— begin Source records —

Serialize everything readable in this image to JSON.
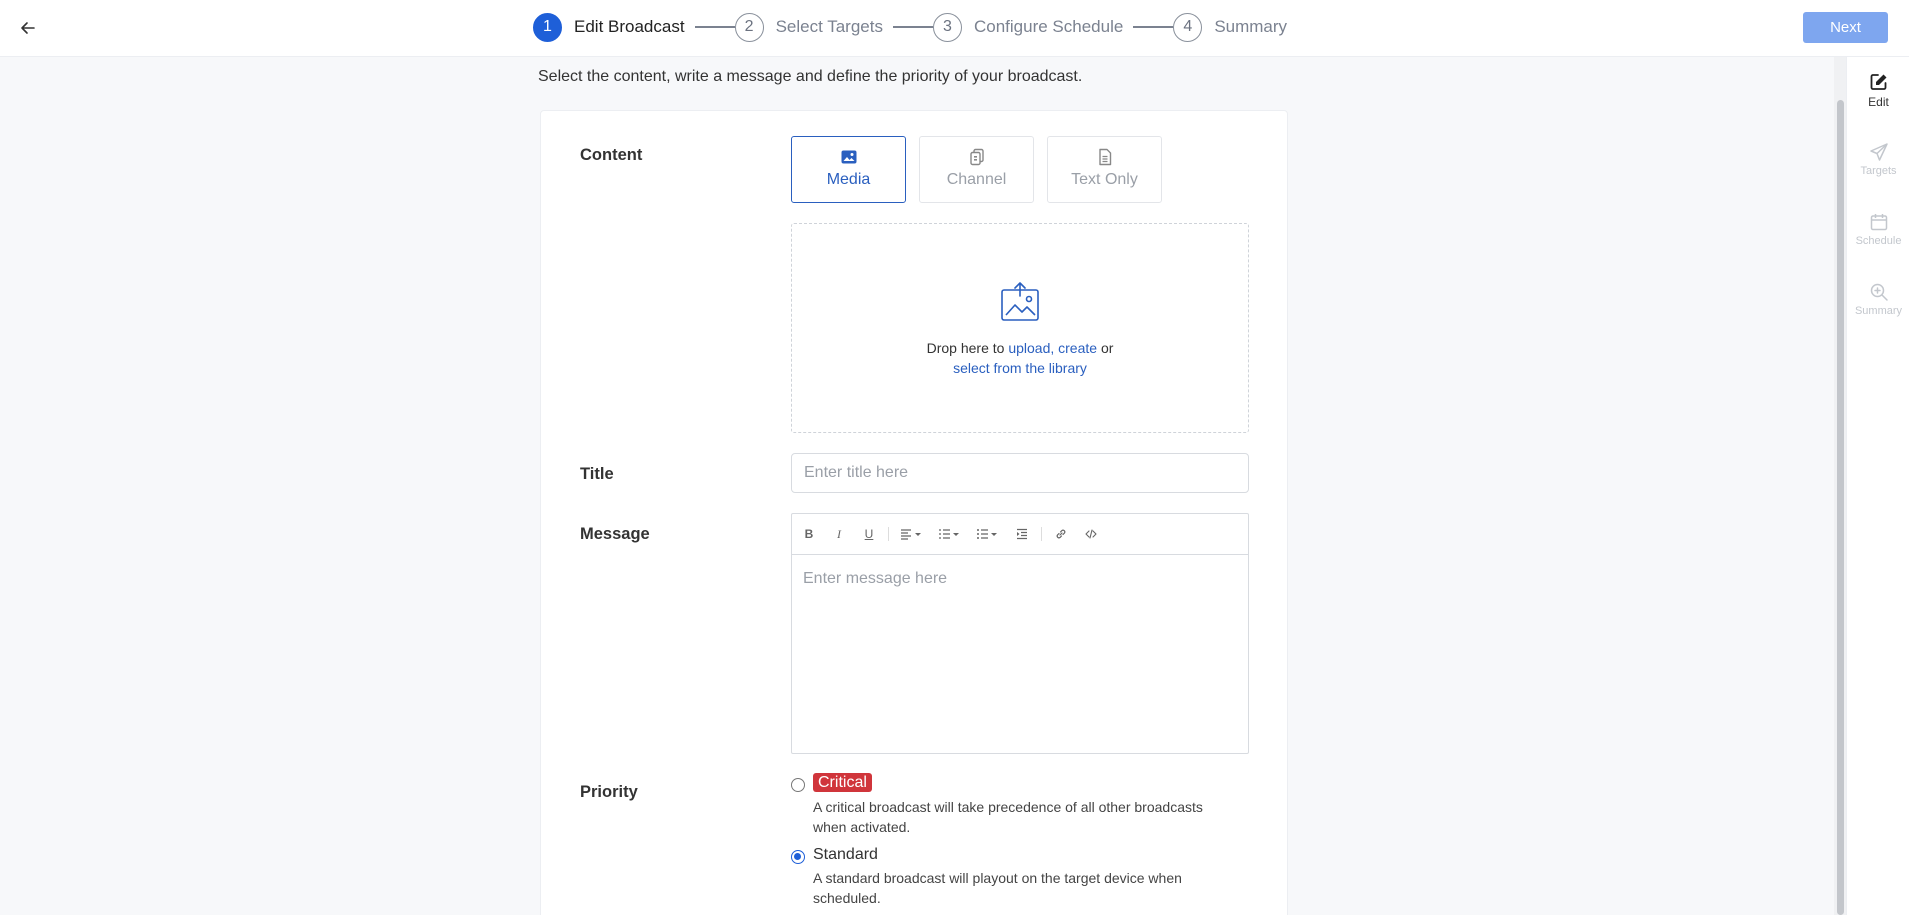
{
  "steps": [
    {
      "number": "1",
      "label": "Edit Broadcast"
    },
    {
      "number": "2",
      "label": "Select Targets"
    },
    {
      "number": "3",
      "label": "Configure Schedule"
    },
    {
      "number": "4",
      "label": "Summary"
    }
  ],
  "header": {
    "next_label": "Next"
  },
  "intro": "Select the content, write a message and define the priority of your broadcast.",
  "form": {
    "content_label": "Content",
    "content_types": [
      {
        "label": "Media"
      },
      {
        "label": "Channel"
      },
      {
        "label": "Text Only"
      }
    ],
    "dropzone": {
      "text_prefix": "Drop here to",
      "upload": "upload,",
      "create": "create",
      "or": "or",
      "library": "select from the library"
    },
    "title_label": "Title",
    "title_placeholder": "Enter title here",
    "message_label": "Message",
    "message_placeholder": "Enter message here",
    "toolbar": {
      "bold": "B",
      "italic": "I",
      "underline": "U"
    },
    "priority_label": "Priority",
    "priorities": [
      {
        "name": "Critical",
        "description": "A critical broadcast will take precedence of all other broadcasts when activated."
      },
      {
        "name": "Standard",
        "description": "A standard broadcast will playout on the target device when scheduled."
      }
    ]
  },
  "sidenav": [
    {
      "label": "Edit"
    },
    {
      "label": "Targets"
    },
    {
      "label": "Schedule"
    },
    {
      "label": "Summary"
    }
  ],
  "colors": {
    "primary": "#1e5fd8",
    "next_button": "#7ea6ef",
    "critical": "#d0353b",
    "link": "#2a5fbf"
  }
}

— end Source records —

Prompt: From the material above, reproduce everything verbatim except the pictures.

Full response:
Serialize everything readable in this image to JSON.
{
  "steps": [
    {
      "number": "1",
      "label": "Edit Broadcast"
    },
    {
      "number": "2",
      "label": "Select Targets"
    },
    {
      "number": "3",
      "label": "Configure Schedule"
    },
    {
      "number": "4",
      "label": "Summary"
    }
  ],
  "header": {
    "next_label": "Next"
  },
  "intro": "Select the content, write a message and define the priority of your broadcast.",
  "form": {
    "content_label": "Content",
    "content_types": [
      {
        "label": "Media"
      },
      {
        "label": "Channel"
      },
      {
        "label": "Text Only"
      }
    ],
    "dropzone": {
      "text_prefix": "Drop here to",
      "upload": "upload,",
      "create": "create",
      "or": "or",
      "library": "select from the library"
    },
    "title_label": "Title",
    "title_placeholder": "Enter title here",
    "message_label": "Message",
    "message_placeholder": "Enter message here",
    "toolbar": {
      "bold": "B",
      "italic": "I",
      "underline": "U"
    },
    "priority_label": "Priority",
    "priorities": [
      {
        "name": "Critical",
        "description": "A critical broadcast will take precedence of all other broadcasts when activated."
      },
      {
        "name": "Standard",
        "description": "A standard broadcast will playout on the target device when scheduled."
      }
    ]
  },
  "sidenav": [
    {
      "label": "Edit"
    },
    {
      "label": "Targets"
    },
    {
      "label": "Schedule"
    },
    {
      "label": "Summary"
    }
  ],
  "colors": {
    "primary": "#1e5fd8",
    "next_button": "#7ea6ef",
    "critical": "#d0353b",
    "link": "#2a5fbf"
  }
}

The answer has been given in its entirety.